== Extract ==
============
4/n Gherardo Cibo’s beautiful illustrations of Mattioli's Dioscorides (1664-84) also includes other epiphytes, like Polypody fern, and these more generic depictions of ‘tree moss’ and ‘lichen’:

5/n Early botanists also started taking an interest in lichens in the 18th century. Here’s Tree Lungwort depicted by Elizabeth Gaskell (1737) and Andreas Friedrich Happe (c1788):

6/n In 1791, English artist William Gilpin – who came up with the idea of the ‘picturesque’ – waxed lyrical about “the variety of mosses… which stain the oak… it gives a lustre to the trunk”; as well as “lychens” and “liver-worts”

7/n The English poet John Clare wrote in 1819: “the dark ivy creeps beautifully picturesque up the grey barky trunks of ash and oak appearing more lovely from the jagged leaves of Lungwort which mingle with it…” (‘The Woodman or the Beauties of a Winter Forest’)
============
== Data records ==
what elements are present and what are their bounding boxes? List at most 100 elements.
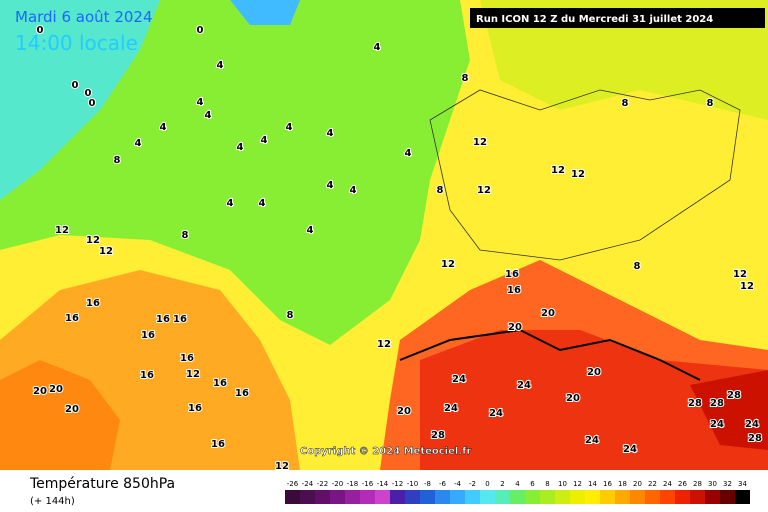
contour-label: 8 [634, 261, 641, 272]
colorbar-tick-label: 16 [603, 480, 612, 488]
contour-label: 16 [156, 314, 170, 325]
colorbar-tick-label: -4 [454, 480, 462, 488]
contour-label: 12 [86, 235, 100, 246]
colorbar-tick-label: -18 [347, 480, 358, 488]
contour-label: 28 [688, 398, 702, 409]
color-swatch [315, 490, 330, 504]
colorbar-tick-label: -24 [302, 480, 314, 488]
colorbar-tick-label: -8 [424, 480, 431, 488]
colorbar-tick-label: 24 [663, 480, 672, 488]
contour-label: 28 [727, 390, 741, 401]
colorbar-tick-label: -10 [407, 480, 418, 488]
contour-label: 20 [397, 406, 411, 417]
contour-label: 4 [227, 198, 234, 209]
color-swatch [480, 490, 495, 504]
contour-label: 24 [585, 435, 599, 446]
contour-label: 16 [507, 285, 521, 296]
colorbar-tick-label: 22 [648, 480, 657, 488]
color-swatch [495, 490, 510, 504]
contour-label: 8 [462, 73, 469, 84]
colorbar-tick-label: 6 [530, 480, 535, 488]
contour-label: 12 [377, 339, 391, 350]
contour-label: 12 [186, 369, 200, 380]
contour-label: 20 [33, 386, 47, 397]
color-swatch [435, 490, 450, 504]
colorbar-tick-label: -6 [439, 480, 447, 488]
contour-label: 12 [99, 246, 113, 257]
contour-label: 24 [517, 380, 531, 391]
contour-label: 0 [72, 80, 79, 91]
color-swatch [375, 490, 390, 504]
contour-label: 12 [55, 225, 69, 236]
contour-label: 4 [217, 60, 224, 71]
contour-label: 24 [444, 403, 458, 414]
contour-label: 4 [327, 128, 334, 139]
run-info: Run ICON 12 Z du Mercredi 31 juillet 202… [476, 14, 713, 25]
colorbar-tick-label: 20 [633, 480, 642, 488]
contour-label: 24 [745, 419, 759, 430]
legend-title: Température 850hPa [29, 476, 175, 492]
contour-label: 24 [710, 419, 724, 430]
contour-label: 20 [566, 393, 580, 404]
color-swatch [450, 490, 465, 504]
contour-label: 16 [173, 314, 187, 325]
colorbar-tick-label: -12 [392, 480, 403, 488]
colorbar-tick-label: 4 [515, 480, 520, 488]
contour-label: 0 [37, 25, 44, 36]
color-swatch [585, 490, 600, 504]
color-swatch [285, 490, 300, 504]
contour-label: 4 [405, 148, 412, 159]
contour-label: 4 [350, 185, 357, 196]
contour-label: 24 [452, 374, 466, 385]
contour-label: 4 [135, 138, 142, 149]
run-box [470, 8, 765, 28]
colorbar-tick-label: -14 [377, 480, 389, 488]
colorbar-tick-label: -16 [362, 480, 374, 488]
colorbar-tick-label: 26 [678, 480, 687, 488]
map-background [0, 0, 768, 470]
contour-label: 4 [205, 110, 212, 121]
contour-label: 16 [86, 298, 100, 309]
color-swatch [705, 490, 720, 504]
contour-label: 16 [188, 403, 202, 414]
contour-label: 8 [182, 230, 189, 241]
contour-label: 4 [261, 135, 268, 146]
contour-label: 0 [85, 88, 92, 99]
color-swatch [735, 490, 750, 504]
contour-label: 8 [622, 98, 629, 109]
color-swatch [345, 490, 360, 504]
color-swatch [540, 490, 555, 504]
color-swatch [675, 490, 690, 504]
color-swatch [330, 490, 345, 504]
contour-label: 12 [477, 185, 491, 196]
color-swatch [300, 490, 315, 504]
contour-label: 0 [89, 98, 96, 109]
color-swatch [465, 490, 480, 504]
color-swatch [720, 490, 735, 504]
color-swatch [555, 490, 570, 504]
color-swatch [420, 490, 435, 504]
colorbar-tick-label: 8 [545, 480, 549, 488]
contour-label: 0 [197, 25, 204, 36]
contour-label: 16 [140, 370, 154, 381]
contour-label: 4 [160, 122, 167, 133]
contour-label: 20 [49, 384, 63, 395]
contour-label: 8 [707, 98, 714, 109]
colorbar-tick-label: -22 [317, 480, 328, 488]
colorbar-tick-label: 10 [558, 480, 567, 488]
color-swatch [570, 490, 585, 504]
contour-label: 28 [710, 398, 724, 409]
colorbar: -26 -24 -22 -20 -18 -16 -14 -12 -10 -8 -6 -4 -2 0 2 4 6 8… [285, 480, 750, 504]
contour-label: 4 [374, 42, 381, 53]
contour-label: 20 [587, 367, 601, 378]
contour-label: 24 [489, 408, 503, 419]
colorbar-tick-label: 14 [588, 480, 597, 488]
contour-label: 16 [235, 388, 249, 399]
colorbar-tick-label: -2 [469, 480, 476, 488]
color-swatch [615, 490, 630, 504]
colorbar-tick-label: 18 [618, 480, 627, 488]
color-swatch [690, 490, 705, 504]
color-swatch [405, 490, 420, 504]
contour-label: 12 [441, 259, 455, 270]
============
== Exercise goal ==
Continue the thread on mosses and lichens in art from its last sentence. The records are separate material and have nothing to do with the thread on mosses and lichens in art.

== Response below ==
8/n The Victorian aesthete John Ruskin appreciated the minuatiae of nature, calling lichens and mosses “the most honoured of the earth-children”. Here are some of his studies of mosses and ferns from the Lake District and Scotland.

9/n What other artists, writers and poets have celebrated epiphytic plants – mosses, lichens, liverworts, ferns – in their work? My examples here have been historical (out of copyright), but what about contemporary artists? Please add to this thread by replying below!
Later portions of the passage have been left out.